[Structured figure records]
------------

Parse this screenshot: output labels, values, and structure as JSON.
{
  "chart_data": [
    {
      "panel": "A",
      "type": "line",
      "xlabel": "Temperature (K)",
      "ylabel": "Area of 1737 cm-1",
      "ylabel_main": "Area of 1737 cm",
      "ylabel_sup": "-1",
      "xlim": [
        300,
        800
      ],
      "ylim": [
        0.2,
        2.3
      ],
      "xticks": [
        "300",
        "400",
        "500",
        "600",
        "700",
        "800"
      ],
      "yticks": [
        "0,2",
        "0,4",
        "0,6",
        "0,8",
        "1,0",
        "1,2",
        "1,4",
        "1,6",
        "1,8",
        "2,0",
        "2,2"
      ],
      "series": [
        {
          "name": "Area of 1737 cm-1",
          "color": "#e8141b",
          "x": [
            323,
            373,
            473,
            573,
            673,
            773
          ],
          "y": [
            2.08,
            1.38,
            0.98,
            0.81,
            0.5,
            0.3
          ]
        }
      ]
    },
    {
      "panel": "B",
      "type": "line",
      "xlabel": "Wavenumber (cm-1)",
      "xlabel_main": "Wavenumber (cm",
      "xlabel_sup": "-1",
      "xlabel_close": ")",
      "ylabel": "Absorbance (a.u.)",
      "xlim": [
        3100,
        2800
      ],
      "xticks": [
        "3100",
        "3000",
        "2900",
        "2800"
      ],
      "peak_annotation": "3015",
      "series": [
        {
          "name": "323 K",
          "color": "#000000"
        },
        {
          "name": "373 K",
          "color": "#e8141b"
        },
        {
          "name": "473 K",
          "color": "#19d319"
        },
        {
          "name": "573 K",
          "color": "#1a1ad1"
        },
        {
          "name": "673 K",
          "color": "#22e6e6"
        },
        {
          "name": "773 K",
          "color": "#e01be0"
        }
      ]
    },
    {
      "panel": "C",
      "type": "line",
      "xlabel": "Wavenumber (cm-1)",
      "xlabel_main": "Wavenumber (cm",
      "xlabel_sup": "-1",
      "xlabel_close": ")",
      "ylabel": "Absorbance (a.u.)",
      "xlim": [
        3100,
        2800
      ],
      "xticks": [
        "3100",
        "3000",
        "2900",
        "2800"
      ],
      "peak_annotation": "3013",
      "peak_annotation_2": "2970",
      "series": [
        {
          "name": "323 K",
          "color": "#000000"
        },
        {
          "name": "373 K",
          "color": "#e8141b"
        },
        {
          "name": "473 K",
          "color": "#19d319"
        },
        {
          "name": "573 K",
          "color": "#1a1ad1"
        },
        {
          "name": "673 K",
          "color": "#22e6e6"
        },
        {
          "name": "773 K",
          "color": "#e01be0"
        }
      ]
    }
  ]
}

------------

→ **Work to do**:
Print the records once more, exactly as they were given.

→ **Solution to this task**:
Parse this screenshot: output labels, values, and structure as JSON.
{
  "chart_data": [
    {
      "panel": "A",
      "type": "line",
      "xlabel": "Temperature (K)",
      "ylabel": "Area of 1737 cm-1",
      "ylabel_main": "Area of 1737 cm",
      "ylabel_sup": "-1",
      "xlim": [
        300,
        800
      ],
      "ylim": [
        0.2,
        2.3
      ],
      "xticks": [
        "300",
        "400",
        "500",
        "600",
        "700",
        "800"
      ],
      "yticks": [
        "0,2",
        "0,4",
        "0,6",
        "0,8",
        "1,0",
        "1,2",
        "1,4",
        "1,6",
        "1,8",
        "2,0",
        "2,2"
      ],
      "series": [
        {
          "name": "Area of 1737 cm-1",
          "color": "#e8141b",
          "x": [
            323,
            373,
            473,
            573,
            673,
            773
          ],
          "y": [
            2.08,
            1.38,
            0.98,
            0.81,
            0.5,
            0.3
          ]
        }
      ]
    },
    {
      "panel": "B",
      "type": "line",
      "xlabel": "Wavenumber (cm-1)",
      "xlabel_main": "Wavenumber (cm",
      "xlabel_sup": "-1",
      "xlabel_close": ")",
      "ylabel": "Absorbance (a.u.)",
      "xlim": [
        3100,
        2800
      ],
      "xticks": [
        "3100",
        "3000",
        "2900",
        "2800"
      ],
      "peak_annotation": "3015",
      "series": [
        {
          "name": "323 K",
          "color": "#000000"
        },
        {
          "name": "373 K",
          "color": "#e8141b"
        },
        {
          "name": "473 K",
          "color": "#19d319"
        },
        {
          "name": "573 K",
          "color": "#1a1ad1"
        },
        {
          "name": "673 K",
          "color": "#22e6e6"
        },
        {
          "name": "773 K",
          "color": "#e01be0"
        }
      ]
    },
    {
      "panel": "C",
      "type": "line",
      "xlabel": "Wavenumber (cm-1)",
      "xlabel_main": "Wavenumber (cm",
      "xlabel_sup": "-1",
      "xlabel_close": ")",
      "ylabel": "Absorbance (a.u.)",
      "xlim": [
        3100,
        2800
      ],
      "xticks": [
        "3100",
        "3000",
        "2900",
        "2800"
      ],
      "peak_annotation": "3013",
      "peak_annotation_2": "2970",
      "series": [
        {
          "name": "323 K",
          "color": "#000000"
        },
        {
          "name": "373 K",
          "color": "#e8141b"
        },
        {
          "name": "473 K",
          "color": "#19d319"
        },
        {
          "name": "573 K",
          "color": "#1a1ad1"
        },
        {
          "name": "673 K",
          "color": "#22e6e6"
        },
        {
          "name": "773 K",
          "color": "#e01be0"
        }
      ]
    }
  ]
}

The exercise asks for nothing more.